[TASK BRIEF] Copy the records that follow exactly as written, but not their pictures.

[LISTED ENTRIES]
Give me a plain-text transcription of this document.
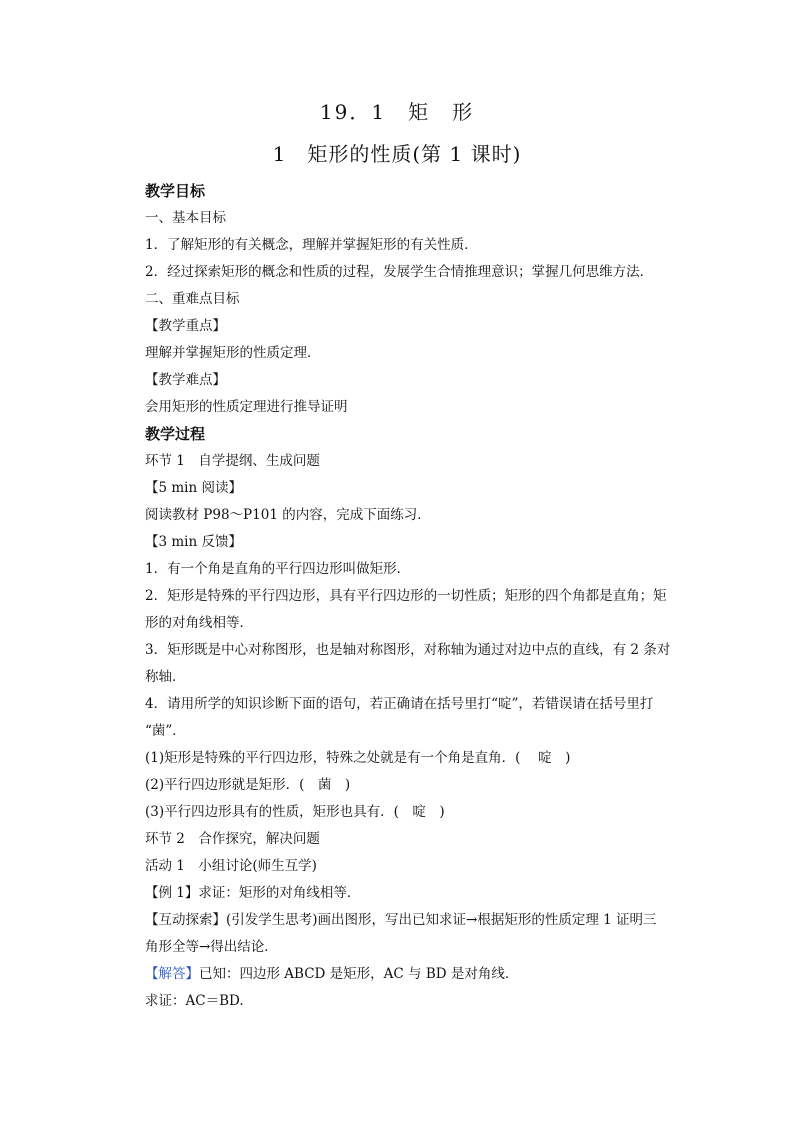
19．1　矩　形
1　矩形的性质(第 1 课时)
教学目标
一、基本目标
1．了解矩形的有关概念，理解并掌握矩形的有关性质．
2．经过探索矩形的概念和性质的过程，发展学生合情推理意识；掌握几何思维方法．
二、重难点目标
【教学重点】
理解并掌握矩形的性质定理．
【教学难点】
会用矩形的性质定理进行推导证明
教学过程
环节 1　自学提纲、生成问题
【5 min 阅读】
阅读教材 P98～P101 的内容，完成下面练习．
【3 min 反馈】
1．有一个角是直角的平行四边形叫做矩形．
2．矩形是特殊的平行四边形，具有平行四边形的一切性质；矩形的四个角都是直角；矩
形的对角线相等．
3．矩形既是中心对称图形，也是轴对称图形，对称轴为通过对边中点的直线，有 2 条对
称轴．
4．请用所学的知识诊断下面的语句，若正确请在括号里打“啶”，若错误请在括号里打
“菌”．
(1)矩形是特殊的平行四边形，特殊之处就是有一个角是直角．(　 啶　)
(2)平行四边形就是矩形．(　菌　)
(3)平行四边形具有的性质，矩形也具有．(　啶　)
环节 2　合作探究，解决问题
活动 1　小组讨论(师生互学)
【例 1】求证：矩形的对角线相等．
【互动探索】(引发学生思考)画出图形，写出已知求证→根据矩形的性质定理 1 证明三
角形全等→得出结论．
【解答】已知：四边形 ABCD 是矩形，AC 与 BD 是对角线．
求证：AC＝BD.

[EXERCISE SOLUTION]
Give me a plain-text transcription of this document.
19．1　矩　形
1　矩形的性质(第 1 课时)
教学目标
一、基本目标
1．了解矩形的有关概念，理解并掌握矩形的有关性质．
2．经过探索矩形的概念和性质的过程，发展学生合情推理意识；掌握几何思维方法．
二、重难点目标
【教学重点】
理解并掌握矩形的性质定理．
【教学难点】
会用矩形的性质定理进行推导证明
教学过程
环节 1　自学提纲、生成问题
【5 min 阅读】
阅读教材 P98～P101 的内容，完成下面练习．
【3 min 反馈】
1．有一个角是直角的平行四边形叫做矩形．
2．矩形是特殊的平行四边形，具有平行四边形的一切性质；矩形的四个角都是直角；矩
形的对角线相等．
3．矩形既是中心对称图形，也是轴对称图形，对称轴为通过对边中点的直线，有 2 条对
称轴．
4．请用所学的知识诊断下面的语句，若正确请在括号里打“啶”，若错误请在括号里打
“菌”．
(1)矩形是特殊的平行四边形，特殊之处就是有一个角是直角．(　 啶　)
(2)平行四边形就是矩形．(　菌　)
(3)平行四边形具有的性质，矩形也具有．(　啶　)
环节 2　合作探究，解决问题
活动 1　小组讨论(师生互学)
【例 1】求证：矩形的对角线相等．
【互动探索】(引发学生思考)画出图形，写出已知求证→根据矩形的性质定理 1 证明三
角形全等→得出结论．
【解答】已知：四边形 ABCD 是矩形，AC 与 BD 是对角线．
求证：AC＝BD.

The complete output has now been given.